[Items from a dataset]

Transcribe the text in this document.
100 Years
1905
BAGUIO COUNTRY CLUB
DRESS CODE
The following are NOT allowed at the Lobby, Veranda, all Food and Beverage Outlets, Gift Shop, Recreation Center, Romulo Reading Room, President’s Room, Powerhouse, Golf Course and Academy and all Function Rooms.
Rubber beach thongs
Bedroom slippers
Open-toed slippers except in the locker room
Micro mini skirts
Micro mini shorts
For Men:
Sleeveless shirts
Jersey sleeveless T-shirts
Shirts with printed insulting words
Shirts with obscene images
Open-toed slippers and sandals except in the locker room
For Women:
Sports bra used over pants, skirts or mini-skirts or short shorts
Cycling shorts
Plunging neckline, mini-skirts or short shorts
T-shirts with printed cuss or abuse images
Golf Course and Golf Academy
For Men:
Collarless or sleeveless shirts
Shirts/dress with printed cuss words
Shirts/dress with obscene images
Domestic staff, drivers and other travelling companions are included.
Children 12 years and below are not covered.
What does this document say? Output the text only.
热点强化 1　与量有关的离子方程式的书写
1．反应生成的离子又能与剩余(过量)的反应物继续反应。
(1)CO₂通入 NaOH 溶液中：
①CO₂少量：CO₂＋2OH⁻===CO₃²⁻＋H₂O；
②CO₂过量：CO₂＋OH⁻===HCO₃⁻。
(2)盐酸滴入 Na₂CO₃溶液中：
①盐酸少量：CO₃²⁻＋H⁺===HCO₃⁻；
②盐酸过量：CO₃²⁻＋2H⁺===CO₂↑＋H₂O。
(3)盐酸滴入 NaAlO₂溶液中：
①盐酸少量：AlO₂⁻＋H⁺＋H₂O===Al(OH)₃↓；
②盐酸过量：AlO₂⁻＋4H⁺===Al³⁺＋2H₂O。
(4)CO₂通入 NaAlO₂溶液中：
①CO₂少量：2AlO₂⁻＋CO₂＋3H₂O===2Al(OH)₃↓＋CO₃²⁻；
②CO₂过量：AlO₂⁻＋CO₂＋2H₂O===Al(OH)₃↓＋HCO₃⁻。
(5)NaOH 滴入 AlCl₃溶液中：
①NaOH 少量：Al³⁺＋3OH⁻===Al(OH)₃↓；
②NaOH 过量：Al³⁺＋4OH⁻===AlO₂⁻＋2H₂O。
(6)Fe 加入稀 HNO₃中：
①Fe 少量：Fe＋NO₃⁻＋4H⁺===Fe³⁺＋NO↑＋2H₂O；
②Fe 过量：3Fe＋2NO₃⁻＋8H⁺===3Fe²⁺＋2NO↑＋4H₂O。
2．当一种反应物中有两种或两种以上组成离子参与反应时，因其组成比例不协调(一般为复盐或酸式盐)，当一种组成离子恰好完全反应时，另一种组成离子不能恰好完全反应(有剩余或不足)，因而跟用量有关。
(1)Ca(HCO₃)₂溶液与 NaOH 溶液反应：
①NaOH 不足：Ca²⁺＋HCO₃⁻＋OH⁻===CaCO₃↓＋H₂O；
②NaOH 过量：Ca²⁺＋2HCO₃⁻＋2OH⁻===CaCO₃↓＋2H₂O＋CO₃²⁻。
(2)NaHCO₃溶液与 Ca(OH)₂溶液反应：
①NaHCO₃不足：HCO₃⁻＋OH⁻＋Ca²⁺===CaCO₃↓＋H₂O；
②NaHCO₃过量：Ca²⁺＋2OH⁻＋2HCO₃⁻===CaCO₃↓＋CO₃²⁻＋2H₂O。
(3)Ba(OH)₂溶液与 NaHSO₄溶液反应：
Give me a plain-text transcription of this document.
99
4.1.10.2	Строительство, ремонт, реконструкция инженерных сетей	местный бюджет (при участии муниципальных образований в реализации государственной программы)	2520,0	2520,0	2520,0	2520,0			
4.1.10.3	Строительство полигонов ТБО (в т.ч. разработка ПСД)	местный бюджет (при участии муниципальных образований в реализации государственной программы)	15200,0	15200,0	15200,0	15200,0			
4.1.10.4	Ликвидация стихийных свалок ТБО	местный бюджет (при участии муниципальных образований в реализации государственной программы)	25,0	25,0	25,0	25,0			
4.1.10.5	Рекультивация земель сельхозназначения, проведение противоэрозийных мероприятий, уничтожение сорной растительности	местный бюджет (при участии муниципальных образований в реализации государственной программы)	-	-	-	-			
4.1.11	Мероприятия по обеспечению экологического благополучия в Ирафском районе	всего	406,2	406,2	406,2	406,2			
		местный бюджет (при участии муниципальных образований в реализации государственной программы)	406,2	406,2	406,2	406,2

Problem ▸ Exactly reproduce the lines from the one containing "Give me a plain-text" through the end of the records, and only those lines.

Task answer ▸
Give me a plain-text transcription of this document.
99
4.1.10.2	Строительство, ремонт, реконструкция инженерных сетей	местный бюджет (при участии муниципальных образований в реализации государственной программы)	2520,0	2520,0	2520,0	2520,0			
4.1.10.3	Строительство полигонов ТБО (в т.ч. разработка ПСД)	местный бюджет (при участии муниципальных образований в реализации государственной программы)	15200,0	15200,0	15200,0	15200,0			
4.1.10.4	Ликвидация стихийных свалок ТБО	местный бюджет (при участии муниципальных образований в реализации государственной программы)	25,0	25,0	25,0	25,0			
4.1.10.5	Рекультивация земель сельхозназначения, проведение противоэрозийных мероприятий, уничтожение сорной растительности	местный бюджет (при участии муниципальных образований в реализации государственной программы)	-	-	-	-			
4.1.11	Мероприятия по обеспечению экологического благополучия в Ирафском районе	всего	406,2	406,2	406,2	406,2			
		местный бюджет (при участии муниципальных образований в реализации государственной программы)	406,2	406,2	406,2	406,2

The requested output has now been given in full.